## Your objective
Count how many lines of the data include "退还条件和期限". The answer is that number and nothing else.

## Task material
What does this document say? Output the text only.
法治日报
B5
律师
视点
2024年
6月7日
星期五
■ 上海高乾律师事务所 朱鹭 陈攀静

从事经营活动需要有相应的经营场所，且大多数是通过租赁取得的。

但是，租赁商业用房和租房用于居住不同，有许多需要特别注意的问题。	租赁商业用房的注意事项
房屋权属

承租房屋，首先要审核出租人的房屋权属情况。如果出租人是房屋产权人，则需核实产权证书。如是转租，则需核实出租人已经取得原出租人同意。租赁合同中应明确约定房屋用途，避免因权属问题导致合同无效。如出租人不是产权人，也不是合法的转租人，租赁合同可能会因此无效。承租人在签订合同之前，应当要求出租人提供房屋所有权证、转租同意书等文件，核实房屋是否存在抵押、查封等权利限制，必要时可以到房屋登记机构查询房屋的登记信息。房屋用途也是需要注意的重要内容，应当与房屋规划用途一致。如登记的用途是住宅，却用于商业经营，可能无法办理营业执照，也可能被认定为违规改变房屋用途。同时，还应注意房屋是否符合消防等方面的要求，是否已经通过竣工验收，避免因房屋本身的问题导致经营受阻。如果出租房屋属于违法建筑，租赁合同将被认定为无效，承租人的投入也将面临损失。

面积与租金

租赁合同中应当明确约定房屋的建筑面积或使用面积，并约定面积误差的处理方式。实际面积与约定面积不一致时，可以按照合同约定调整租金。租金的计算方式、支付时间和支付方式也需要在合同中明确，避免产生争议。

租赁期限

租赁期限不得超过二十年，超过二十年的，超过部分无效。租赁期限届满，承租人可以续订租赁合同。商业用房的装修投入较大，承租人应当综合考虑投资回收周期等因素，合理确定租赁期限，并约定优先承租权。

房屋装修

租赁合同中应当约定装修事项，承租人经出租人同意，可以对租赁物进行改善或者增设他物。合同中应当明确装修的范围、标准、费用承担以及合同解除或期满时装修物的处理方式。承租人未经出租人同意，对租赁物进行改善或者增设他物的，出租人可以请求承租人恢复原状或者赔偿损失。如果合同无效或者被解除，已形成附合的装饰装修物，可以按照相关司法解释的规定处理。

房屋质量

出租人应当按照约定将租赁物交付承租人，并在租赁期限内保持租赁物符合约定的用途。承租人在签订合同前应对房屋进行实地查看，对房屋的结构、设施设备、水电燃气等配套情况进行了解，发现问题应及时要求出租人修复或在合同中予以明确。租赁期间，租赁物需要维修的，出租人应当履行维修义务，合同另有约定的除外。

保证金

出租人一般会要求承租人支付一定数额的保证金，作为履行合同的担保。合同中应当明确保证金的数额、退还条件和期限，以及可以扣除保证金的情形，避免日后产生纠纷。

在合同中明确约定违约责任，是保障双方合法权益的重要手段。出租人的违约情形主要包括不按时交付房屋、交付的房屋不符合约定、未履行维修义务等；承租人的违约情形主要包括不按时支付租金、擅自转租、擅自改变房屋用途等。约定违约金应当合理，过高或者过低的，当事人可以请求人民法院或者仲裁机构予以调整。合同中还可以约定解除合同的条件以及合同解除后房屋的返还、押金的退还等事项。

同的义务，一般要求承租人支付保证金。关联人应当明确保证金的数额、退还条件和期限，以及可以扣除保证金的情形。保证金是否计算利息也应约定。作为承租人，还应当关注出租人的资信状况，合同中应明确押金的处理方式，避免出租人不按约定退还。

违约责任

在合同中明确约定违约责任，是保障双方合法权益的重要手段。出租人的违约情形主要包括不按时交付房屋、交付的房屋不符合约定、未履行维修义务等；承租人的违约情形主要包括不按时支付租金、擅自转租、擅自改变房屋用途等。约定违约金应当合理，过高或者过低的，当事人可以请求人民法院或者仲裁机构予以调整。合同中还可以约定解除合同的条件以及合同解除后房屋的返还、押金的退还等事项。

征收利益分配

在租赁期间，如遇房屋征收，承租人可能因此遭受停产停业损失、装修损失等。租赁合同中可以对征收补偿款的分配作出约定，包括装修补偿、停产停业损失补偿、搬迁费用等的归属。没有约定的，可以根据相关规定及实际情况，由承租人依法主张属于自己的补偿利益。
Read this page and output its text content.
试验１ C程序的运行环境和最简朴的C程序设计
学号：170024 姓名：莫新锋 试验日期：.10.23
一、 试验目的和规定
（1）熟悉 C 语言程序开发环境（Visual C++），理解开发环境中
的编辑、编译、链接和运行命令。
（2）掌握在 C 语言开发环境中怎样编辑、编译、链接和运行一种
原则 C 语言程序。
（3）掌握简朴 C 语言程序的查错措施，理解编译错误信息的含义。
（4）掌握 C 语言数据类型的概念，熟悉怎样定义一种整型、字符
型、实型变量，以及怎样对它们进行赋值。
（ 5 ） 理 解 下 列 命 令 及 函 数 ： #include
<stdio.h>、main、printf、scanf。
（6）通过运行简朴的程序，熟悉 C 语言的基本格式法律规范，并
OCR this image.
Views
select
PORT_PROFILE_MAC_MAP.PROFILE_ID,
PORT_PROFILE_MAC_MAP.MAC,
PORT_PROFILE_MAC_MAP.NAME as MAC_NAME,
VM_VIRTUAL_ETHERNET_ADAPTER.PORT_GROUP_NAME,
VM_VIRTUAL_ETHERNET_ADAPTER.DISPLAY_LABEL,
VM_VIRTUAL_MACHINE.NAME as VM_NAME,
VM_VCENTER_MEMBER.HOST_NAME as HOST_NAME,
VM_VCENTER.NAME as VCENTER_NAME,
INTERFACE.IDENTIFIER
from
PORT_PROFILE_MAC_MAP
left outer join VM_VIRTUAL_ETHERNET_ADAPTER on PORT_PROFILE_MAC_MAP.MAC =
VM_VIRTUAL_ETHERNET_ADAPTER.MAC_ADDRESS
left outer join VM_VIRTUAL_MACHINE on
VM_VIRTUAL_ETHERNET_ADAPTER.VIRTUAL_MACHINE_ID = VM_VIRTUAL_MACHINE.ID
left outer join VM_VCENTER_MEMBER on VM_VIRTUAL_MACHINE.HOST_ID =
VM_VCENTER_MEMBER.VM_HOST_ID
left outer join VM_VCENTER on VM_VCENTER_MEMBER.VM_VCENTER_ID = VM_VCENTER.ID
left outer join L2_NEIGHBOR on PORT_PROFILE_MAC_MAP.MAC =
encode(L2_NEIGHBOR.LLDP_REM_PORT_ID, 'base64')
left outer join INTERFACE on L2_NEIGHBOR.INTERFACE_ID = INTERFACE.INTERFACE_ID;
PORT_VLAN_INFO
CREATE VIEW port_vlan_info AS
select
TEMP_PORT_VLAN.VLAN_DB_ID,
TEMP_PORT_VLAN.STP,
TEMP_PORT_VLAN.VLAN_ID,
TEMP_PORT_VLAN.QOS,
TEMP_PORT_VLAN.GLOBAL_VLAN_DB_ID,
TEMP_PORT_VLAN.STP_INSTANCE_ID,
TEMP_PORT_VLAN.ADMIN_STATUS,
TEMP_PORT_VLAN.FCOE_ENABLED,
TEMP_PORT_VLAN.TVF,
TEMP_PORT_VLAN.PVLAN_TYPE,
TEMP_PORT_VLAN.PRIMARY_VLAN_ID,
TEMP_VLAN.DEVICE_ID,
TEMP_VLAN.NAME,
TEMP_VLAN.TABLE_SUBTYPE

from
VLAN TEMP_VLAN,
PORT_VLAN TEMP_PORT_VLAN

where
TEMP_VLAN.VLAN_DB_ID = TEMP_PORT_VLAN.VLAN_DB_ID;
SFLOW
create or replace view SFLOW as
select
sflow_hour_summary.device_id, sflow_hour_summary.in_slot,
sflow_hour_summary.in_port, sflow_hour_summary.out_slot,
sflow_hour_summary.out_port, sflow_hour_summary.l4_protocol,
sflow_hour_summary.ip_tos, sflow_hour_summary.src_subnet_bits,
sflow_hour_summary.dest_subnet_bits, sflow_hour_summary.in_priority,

## Correct output
2